Copy the lines from the one with "category-label: 深圳 bbox=[54, 168, 84, 186]" through the one with "bar bbox=[95, 321, 330, 350]", swapping "category-label" for "city-label" and leaving everything else unchanged. Give back only those lines.

> **Material to process**:
** Start **

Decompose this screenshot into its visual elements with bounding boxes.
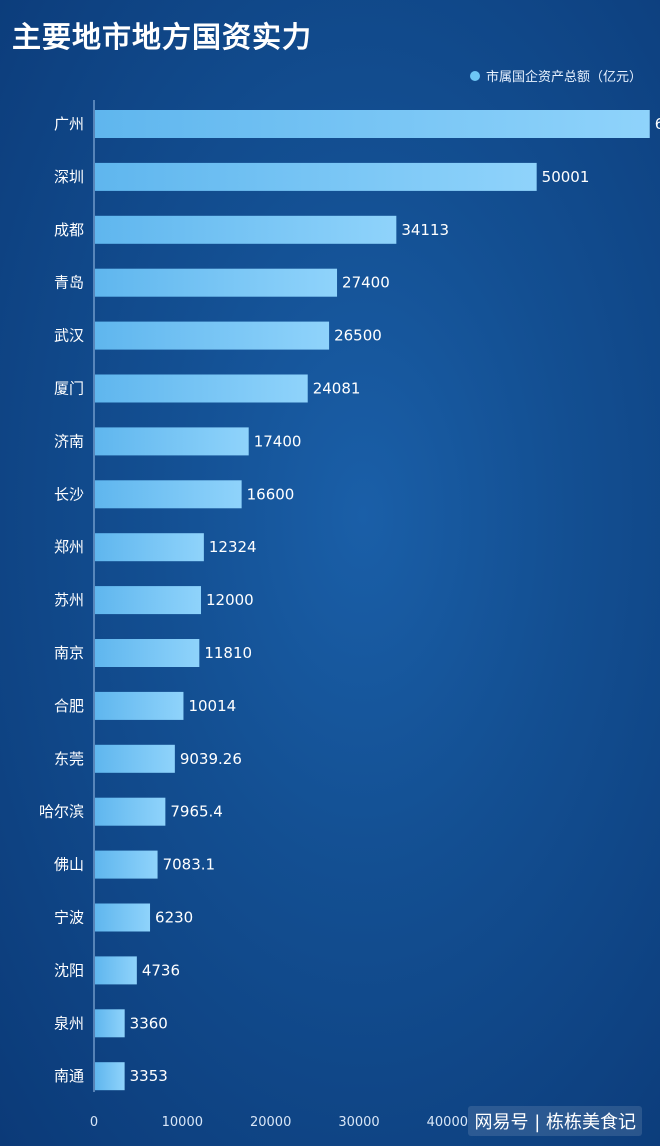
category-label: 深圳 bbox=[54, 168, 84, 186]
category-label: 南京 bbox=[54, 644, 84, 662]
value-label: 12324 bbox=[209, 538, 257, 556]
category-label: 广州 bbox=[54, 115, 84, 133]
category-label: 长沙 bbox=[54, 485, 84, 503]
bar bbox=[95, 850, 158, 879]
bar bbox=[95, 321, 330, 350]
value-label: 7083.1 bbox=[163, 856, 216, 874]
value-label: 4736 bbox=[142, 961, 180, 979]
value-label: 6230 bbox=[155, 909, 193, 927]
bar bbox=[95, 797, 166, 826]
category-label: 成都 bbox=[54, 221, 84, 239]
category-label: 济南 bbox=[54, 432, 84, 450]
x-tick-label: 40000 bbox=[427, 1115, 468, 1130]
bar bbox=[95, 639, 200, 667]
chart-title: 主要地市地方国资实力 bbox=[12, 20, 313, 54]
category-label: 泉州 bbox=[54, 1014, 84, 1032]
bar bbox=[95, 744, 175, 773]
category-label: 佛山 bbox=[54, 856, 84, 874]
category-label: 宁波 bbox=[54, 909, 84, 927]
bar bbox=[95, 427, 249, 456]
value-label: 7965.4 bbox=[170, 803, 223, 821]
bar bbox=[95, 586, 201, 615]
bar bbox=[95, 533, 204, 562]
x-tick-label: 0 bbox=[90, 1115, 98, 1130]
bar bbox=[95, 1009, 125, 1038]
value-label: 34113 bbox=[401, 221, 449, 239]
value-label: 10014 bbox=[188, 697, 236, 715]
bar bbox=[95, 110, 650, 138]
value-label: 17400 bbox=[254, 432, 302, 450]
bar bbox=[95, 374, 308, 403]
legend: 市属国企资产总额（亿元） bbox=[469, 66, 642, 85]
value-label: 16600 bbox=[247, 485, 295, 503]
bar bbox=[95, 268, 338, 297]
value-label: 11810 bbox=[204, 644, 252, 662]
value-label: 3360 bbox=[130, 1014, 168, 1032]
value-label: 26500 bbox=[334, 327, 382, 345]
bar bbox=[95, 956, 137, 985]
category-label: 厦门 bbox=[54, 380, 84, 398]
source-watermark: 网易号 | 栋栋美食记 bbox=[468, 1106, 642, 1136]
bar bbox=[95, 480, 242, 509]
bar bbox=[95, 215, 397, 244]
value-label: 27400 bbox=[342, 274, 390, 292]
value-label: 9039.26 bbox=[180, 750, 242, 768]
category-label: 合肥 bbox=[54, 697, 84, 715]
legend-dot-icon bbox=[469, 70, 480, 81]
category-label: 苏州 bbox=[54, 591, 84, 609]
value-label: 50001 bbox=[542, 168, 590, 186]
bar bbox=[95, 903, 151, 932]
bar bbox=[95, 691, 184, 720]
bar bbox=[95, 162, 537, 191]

** End **

> **The solution**:
city-label: 深圳 bbox=[54, 168, 84, 186]
city-label: 南京 bbox=[54, 644, 84, 662]
value-label: 12324 bbox=[209, 538, 257, 556]
city-label: 广州 bbox=[54, 115, 84, 133]
city-label: 长沙 bbox=[54, 485, 84, 503]
bar bbox=[95, 850, 158, 879]
bar bbox=[95, 321, 330, 350]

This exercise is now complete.